• _Exercise goal_
Copy out each line of the data below in which "clustering" appears.

• _Collection entries_
↓↓↓

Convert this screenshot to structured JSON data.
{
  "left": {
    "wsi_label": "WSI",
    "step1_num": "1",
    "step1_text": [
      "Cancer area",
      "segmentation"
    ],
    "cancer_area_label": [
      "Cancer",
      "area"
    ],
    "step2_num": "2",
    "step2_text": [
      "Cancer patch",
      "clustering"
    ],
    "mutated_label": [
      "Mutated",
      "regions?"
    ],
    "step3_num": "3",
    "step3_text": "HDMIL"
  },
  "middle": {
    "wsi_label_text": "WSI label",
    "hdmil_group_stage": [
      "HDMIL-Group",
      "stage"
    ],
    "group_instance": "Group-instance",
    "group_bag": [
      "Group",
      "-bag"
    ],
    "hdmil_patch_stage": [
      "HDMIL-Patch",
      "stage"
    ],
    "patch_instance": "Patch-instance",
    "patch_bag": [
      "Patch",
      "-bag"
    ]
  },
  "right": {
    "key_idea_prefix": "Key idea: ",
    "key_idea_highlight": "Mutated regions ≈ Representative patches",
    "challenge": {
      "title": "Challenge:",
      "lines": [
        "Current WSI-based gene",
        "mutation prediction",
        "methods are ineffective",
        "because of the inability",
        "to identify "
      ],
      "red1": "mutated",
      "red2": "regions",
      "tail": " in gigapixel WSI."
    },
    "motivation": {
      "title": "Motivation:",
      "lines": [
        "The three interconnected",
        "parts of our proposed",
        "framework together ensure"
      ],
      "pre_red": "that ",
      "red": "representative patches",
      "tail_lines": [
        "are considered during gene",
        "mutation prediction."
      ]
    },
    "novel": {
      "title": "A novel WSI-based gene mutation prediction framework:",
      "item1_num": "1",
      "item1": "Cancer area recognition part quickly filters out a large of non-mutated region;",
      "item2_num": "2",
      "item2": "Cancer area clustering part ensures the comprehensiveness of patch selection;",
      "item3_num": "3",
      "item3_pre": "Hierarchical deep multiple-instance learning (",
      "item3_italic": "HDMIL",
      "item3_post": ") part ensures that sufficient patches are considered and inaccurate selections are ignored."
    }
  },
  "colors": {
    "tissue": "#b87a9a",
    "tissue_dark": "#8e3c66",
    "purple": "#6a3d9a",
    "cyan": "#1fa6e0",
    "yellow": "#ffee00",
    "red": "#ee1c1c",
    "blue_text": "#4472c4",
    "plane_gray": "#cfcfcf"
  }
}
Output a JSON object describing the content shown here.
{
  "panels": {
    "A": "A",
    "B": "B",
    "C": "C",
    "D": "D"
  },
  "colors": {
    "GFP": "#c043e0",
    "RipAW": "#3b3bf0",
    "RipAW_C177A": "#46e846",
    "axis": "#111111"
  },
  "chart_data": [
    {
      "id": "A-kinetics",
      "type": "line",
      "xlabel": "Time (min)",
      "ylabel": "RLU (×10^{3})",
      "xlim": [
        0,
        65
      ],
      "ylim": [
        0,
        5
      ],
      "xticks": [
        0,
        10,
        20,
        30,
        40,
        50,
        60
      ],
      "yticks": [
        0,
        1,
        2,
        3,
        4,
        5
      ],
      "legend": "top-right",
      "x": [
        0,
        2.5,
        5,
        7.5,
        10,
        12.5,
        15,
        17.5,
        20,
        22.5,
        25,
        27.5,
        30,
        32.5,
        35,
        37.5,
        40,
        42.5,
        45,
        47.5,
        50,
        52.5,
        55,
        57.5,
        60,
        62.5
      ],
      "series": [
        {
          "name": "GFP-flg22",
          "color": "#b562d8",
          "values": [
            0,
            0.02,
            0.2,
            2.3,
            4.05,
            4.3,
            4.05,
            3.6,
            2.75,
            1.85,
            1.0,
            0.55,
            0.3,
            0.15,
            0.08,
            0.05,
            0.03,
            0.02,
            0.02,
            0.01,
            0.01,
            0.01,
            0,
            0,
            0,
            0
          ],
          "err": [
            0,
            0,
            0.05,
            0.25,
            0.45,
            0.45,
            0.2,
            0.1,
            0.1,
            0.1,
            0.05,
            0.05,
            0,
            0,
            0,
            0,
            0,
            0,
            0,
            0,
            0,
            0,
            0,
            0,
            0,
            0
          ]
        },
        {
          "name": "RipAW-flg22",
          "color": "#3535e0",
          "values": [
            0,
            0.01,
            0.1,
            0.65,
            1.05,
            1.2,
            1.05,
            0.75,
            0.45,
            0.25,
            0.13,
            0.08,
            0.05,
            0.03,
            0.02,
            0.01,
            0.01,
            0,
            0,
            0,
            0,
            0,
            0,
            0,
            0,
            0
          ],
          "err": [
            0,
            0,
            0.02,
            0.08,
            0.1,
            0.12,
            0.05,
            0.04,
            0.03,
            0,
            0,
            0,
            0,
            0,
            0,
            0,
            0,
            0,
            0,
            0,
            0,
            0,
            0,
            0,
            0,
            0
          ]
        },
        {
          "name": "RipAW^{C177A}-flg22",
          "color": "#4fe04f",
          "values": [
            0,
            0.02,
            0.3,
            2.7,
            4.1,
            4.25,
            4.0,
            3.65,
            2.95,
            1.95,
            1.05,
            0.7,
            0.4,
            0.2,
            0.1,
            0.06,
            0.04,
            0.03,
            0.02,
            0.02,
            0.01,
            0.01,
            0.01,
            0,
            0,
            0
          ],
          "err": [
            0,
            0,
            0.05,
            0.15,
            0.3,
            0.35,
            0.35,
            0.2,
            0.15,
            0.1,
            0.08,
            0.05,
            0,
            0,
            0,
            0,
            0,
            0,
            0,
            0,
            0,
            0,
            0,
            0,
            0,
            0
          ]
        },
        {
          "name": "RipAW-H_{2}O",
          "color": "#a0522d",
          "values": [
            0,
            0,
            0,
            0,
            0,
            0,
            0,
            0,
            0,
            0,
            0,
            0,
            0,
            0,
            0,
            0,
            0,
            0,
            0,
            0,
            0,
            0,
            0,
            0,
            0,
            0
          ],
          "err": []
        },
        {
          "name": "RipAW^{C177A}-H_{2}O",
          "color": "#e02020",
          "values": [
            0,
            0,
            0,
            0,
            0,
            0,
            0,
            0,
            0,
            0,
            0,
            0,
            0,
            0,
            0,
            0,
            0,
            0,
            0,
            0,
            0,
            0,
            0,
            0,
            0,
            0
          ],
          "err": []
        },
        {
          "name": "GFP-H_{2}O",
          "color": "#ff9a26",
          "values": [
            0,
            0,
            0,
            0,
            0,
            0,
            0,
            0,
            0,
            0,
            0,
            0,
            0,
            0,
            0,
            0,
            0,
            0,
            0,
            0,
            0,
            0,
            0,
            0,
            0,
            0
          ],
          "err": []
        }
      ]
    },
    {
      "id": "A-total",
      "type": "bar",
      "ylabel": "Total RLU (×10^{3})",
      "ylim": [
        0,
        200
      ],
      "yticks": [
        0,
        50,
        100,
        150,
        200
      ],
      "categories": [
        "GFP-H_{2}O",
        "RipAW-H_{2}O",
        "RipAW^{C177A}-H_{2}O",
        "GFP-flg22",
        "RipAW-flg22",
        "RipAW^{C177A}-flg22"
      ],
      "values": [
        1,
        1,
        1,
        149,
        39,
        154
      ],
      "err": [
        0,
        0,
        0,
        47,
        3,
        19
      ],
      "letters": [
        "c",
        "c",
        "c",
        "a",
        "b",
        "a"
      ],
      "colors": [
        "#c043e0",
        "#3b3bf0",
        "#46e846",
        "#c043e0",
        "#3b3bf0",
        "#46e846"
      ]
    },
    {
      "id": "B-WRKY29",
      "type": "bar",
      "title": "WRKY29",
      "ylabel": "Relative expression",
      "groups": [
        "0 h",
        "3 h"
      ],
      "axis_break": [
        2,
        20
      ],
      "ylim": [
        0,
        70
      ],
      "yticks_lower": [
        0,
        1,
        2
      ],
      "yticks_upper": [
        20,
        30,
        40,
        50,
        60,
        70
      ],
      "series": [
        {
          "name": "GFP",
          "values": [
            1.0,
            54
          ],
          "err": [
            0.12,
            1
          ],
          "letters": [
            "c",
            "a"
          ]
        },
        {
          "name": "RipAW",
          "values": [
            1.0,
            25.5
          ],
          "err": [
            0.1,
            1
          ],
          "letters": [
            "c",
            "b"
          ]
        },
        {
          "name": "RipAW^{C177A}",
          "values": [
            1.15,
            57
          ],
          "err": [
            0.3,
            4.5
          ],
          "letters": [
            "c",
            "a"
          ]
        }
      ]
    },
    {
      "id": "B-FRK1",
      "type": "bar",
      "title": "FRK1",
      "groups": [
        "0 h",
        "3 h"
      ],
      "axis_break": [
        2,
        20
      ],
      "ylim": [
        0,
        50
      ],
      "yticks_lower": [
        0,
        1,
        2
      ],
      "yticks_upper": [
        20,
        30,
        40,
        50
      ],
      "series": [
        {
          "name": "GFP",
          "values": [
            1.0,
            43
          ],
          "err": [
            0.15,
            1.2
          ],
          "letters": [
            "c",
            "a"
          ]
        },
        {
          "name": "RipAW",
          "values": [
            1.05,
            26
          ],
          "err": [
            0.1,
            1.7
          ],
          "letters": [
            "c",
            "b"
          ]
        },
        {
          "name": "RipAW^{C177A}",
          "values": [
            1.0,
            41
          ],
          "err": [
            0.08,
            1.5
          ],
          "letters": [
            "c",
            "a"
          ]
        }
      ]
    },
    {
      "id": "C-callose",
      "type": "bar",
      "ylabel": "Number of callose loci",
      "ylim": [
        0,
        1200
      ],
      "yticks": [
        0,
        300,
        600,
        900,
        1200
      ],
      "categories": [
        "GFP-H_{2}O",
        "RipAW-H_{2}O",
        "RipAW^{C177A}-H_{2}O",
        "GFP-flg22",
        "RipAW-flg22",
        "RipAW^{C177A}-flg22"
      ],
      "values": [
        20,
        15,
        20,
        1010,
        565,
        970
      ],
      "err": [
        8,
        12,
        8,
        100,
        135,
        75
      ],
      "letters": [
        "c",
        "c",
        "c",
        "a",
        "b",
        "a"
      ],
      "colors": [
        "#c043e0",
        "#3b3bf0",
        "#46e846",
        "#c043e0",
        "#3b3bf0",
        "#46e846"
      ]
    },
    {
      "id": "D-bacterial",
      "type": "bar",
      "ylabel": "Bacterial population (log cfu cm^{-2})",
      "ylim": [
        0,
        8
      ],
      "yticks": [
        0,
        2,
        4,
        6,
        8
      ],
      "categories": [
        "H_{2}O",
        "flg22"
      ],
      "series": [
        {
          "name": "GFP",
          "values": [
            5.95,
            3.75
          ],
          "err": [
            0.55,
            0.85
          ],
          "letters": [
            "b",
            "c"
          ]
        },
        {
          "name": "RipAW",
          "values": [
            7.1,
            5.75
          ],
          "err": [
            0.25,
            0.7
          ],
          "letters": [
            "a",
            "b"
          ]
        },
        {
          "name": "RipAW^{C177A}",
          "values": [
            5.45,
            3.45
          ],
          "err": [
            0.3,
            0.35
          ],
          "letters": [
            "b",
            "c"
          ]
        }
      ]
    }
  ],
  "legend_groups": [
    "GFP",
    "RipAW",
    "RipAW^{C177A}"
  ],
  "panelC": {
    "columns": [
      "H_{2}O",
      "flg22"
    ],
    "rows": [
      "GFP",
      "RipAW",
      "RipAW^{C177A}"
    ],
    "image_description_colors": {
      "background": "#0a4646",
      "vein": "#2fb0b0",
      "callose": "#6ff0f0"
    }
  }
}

↑↑↑

• _Result for this task_
      "clustering"
      "item2": "Cancer area clustering part ensures the comprehensiveness of patch selection;",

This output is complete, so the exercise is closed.